(Figure data in JSON)
################
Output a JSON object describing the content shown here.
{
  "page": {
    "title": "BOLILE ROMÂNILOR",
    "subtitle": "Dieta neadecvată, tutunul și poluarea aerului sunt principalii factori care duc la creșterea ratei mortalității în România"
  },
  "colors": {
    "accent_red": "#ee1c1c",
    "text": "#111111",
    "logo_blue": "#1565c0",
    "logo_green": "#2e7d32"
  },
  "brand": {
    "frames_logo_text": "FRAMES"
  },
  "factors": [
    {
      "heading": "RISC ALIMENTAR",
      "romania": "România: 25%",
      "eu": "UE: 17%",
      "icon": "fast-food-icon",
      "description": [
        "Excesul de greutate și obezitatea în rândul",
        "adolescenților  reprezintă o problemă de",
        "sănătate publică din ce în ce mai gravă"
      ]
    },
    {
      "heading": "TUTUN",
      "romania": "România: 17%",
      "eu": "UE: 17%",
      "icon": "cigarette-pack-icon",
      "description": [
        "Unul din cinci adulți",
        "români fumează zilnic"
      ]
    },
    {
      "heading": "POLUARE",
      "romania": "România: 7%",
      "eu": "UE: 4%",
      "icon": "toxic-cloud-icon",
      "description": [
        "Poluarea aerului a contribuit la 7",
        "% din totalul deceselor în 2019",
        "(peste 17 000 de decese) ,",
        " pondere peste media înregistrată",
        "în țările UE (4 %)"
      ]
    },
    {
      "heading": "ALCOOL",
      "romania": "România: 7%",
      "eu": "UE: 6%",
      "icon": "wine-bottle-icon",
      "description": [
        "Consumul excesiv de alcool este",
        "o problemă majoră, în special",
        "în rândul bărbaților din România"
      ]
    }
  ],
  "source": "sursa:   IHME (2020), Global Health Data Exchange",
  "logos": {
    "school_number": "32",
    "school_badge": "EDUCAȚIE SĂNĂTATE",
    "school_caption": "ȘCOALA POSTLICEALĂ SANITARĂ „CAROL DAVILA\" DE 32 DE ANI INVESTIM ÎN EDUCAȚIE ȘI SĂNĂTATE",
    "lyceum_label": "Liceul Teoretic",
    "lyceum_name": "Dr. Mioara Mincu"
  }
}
################
- WHAT YOU SHOULD DO: Write out every record verbatim.

- TASK OUTPUT:
Output a JSON object describing the content shown here.
{
  "page": {
    "title": "BOLILE ROMÂNILOR",
    "subtitle": "Dieta neadecvată, tutunul și poluarea aerului sunt principalii factori care duc la creșterea ratei mortalității în România"
  },
  "colors": {
    "accent_red": "#ee1c1c",
    "text": "#111111",
    "logo_blue": "#1565c0",
    "logo_green": "#2e7d32"
  },
  "brand": {
    "frames_logo_text": "FRAMES"
  },
  "factors": [
    {
      "heading": "RISC ALIMENTAR",
      "romania": "România: 25%",
      "eu": "UE: 17%",
      "icon": "fast-food-icon",
      "description": [
        "Excesul de greutate și obezitatea în rândul",
        "adolescenților  reprezintă o problemă de",
        "sănătate publică din ce în ce mai gravă"
      ]
    },
    {
      "heading": "TUTUN",
      "romania": "România: 17%",
      "eu": "UE: 17%",
      "icon": "cigarette-pack-icon",
      "description": [
        "Unul din cinci adulți",
        "români fumează zilnic"
      ]
    },
    {
      "heading": "POLUARE",
      "romania": "România: 7%",
      "eu": "UE: 4%",
      "icon": "toxic-cloud-icon",
      "description": [
        "Poluarea aerului a contribuit la 7",
        "% din totalul deceselor în 2019",
        "(peste 17 000 de decese) ,",
        " pondere peste media înregistrată",
        "în țările UE (4 %)"
      ]
    },
    {
      "heading": "ALCOOL",
      "romania": "România: 7%",
      "eu": "UE: 6%",
      "icon": "wine-bottle-icon",
      "description": [
        "Consumul excesiv de alcool este",
        "o problemă majoră, în special",
        "în rândul bărbaților din România"
      ]
    }
  ],
  "source": "sursa:   IHME (2020), Global Health Data Exchange",
  "logos": {
    "school_number": "32",
    "school_badge": "EDUCAȚIE SĂNĂTATE",
    "school_caption": "ȘCOALA POSTLICEALĂ SANITARĂ „CAROL DAVILA\" DE 32 DE ANI INVESTIM ÎN EDUCAȚIE ȘI SĂNĂTATE",
    "lyceum_label": "Liceul Teoretic",
    "lyceum_name": "Dr. Mioara Mincu"
  }
}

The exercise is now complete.